All entries must be extracted exactly, with nothing added or dropped.

════════════════

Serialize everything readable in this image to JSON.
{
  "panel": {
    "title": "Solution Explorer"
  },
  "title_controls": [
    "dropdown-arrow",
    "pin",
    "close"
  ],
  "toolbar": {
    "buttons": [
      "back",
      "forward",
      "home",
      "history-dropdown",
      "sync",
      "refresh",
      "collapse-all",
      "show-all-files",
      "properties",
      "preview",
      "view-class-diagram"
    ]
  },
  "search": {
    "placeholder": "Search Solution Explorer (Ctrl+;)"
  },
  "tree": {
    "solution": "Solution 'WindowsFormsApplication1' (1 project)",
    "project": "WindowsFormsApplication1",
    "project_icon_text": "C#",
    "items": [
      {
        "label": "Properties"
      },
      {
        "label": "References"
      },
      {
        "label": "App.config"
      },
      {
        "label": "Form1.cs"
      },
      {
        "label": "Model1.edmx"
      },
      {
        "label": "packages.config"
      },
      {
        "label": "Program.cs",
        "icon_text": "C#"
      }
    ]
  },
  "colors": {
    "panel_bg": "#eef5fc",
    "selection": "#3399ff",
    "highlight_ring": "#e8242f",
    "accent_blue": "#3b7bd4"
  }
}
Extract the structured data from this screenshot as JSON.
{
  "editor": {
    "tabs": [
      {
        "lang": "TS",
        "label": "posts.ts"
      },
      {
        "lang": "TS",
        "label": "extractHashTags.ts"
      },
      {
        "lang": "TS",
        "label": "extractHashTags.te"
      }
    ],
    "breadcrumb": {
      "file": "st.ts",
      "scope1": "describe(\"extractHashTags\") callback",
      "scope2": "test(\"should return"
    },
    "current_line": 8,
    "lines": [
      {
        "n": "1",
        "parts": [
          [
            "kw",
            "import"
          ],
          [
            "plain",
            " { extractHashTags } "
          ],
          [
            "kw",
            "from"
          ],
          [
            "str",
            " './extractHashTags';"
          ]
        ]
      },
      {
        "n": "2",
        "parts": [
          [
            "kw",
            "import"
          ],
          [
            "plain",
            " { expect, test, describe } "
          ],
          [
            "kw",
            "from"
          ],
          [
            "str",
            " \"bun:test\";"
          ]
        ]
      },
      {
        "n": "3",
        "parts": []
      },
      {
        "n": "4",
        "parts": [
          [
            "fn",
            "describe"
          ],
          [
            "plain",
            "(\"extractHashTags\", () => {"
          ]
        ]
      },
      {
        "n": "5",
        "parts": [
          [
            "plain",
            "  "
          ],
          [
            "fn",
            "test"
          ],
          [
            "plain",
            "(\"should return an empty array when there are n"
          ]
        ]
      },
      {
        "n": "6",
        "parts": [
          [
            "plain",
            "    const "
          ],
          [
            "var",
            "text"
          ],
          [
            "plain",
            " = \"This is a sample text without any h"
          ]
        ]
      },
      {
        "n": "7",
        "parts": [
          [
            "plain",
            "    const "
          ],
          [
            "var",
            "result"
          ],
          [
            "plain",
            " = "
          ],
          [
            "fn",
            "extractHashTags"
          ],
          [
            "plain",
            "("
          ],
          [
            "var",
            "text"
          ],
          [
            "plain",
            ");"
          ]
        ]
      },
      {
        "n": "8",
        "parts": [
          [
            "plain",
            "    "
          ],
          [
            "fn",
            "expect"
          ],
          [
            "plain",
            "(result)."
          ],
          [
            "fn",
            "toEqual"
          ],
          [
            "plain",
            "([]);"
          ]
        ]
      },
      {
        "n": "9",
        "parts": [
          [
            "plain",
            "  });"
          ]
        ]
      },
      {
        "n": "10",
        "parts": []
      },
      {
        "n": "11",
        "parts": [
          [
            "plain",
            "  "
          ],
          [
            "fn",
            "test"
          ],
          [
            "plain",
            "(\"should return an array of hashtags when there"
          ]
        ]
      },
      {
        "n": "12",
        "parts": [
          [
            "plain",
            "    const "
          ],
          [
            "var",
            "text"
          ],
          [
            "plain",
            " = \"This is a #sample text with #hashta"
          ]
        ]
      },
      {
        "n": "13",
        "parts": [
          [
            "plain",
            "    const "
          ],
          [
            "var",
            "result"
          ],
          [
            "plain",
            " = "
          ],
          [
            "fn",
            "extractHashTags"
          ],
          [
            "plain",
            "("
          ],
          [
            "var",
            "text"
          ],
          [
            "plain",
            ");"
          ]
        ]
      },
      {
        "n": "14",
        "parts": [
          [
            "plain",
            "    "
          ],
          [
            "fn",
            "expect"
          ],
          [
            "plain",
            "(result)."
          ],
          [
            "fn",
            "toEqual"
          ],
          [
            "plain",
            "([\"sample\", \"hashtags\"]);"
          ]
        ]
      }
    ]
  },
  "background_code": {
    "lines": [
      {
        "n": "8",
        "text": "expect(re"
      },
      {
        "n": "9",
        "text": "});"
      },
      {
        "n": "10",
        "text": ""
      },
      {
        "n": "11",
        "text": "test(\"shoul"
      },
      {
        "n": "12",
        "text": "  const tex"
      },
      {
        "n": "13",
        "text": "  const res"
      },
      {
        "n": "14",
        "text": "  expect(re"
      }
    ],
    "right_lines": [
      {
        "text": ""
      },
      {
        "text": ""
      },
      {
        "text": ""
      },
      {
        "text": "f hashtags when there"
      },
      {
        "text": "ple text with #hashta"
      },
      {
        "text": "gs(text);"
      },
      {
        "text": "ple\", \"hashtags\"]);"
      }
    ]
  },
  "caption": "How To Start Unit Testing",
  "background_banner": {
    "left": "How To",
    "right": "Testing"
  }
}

════════════════

■ OUTPUT FOR THIS EXERCISE
Serialize everything readable in this image to JSON.
{
  "panel": {
    "title": "Solution Explorer"
  },
  "title_controls": [
    "dropdown-arrow",
    "pin",
    "close"
  ],
  "toolbar": {
    "buttons": [
      "back",
      "forward",
      "home",
      "history-dropdown",
      "sync",
      "refresh",
      "collapse-all",
      "show-all-files",
      "properties",
      "preview",
      "view-class-diagram"
    ]
  },
  "search": {
    "placeholder": "Search Solution Explorer (Ctrl+;)"
  },
  "tree": {
    "solution": "Solution 'WindowsFormsApplication1' (1 project)",
    "project": "WindowsFormsApplication1",
    "project_icon_text": "C#",
    "items": [
      {
        "label": "Properties"
      },
      {
        "label": "References"
      },
      {
        "label": "App.config"
      },
      {
        "label": "Form1.cs"
      },
      {
        "label": "Model1.edmx"
      },
      {
        "label": "packages.config"
      },
      {
        "label": "Program.cs",
        "icon_text": "C#"
      }
    ]
  },
  "colors": {
    "panel_bg": "#eef5fc",
    "selection": "#3399ff",
    "highlight_ring": "#e8242f",
    "accent_blue": "#3b7bd4"
  }
}
Extract the structured data from this screenshot as JSON.
{
  "editor": {
    "tabs": [
      {
        "lang": "TS",
        "label": "posts.ts"
      },
      {
        "lang": "TS",
        "label": "extractHashTags.ts"
      },
      {
        "lang": "TS",
        "label": "extractHashTags.te"
      }
    ],
    "breadcrumb": {
      "file": "st.ts",
      "scope1": "describe(\"extractHashTags\") callback",
      "scope2": "test(\"should return"
    },
    "current_line": 8,
    "lines": [
      {
        "n": "1",
        "parts": [
          [
            "kw",
            "import"
          ],
          [
            "plain",
            " { extractHashTags } "
          ],
          [
            "kw",
            "from"
          ],
          [
            "str",
            " './extractHashTags';"
          ]
        ]
      },
      {
        "n": "2",
        "parts": [
          [
            "kw",
            "import"
          ],
          [
            "plain",
            " { expect, test, describe } "
          ],
          [
            "kw",
            "from"
          ],
          [
            "str",
            " \"bun:test\";"
          ]
        ]
      },
      {
        "n": "3",
        "parts": []
      },
      {
        "n": "4",
        "parts": [
          [
            "fn",
            "describe"
          ],
          [
            "plain",
            "(\"extractHashTags\", () => {"
          ]
        ]
      },
      {
        "n": "5",
        "parts": [
          [
            "plain",
            "  "
          ],
          [
            "fn",
            "test"
          ],
          [
            "plain",
            "(\"should return an empty array when there are n"
          ]
        ]
      },
      {
        "n": "6",
        "parts": [
          [
            "plain",
            "    const "
          ],
          [
            "var",
            "text"
          ],
          [
            "plain",
            " = \"This is a sample text without any h"
          ]
        ]
      },
      {
        "n": "7",
        "parts": [
          [
            "plain",
            "    const "
          ],
          [
            "var",
            "result"
          ],
          [
            "plain",
            " = "
          ],
          [
            "fn",
            "extractHashTags"
          ],
          [
            "plain",
            "("
          ],
          [
            "var",
            "text"
          ],
          [
            "plain",
            ");"
          ]
        ]
      },
      {
        "n": "8",
        "parts": [
          [
            "plain",
            "    "
          ],
          [
            "fn",
            "expect"
          ],
          [
            "plain",
            "(result)."
          ],
          [
            "fn",
            "toEqual"
          ],
          [
            "plain",
            "([]);"
          ]
        ]
      },
      {
        "n": "9",
        "parts": [
          [
            "plain",
            "  });"
          ]
        ]
      },
      {
        "n": "10",
        "parts": []
      },
      {
        "n": "11",
        "parts": [
          [
            "plain",
            "  "
          ],
          [
            "fn",
            "test"
          ],
          [
            "plain",
            "(\"should return an array of hashtags when there"
          ]
        ]
      },
      {
        "n": "12",
        "parts": [
          [
            "plain",
            "    const "
          ],
          [
            "var",
            "text"
          ],
          [
            "plain",
            " = \"This is a #sample text with #hashta"
          ]
        ]
      },
      {
        "n": "13",
        "parts": [
          [
            "plain",
            "    const "
          ],
          [
            "var",
            "result"
          ],
          [
            "plain",
            " = "
          ],
          [
            "fn",
            "extractHashTags"
          ],
          [
            "plain",
            "("
          ],
          [
            "var",
            "text"
          ],
          [
            "plain",
            ");"
          ]
        ]
      },
      {
        "n": "14",
        "parts": [
          [
            "plain",
            "    "
          ],
          [
            "fn",
            "expect"
          ],
          [
            "plain",
            "(result)."
          ],
          [
            "fn",
            "toEqual"
          ],
          [
            "plain",
            "([\"sample\", \"hashtags\"]);"
          ]
        ]
      }
    ]
  },
  "background_code": {
    "lines": [
      {
        "n": "8",
        "text": "expect(re"
      },
      {
        "n": "9",
        "text": "});"
      },
      {
        "n": "10",
        "text": ""
      },
      {
        "n": "11",
        "text": "test(\"shoul"
      },
      {
        "n": "12",
        "text": "  const tex"
      },
      {
        "n": "13",
        "text": "  const res"
      },
      {
        "n": "14",
        "text": "  expect(re"
      }
    ],
    "right_lines": [
      {
        "text": ""
      },
      {
        "text": ""
      },
      {
        "text": ""
      },
      {
        "text": "f hashtags when there"
      },
      {
        "text": "ple text with #hashta"
      },
      {
        "text": "gs(text);"
      },
      {
        "text": "ple\", \"hashtags\"]);"
      }
    ]
  },
  "caption": "How To Start Unit Testing",
  "background_banner": {
    "left": "How To",
    "right": "Testing"
  }
}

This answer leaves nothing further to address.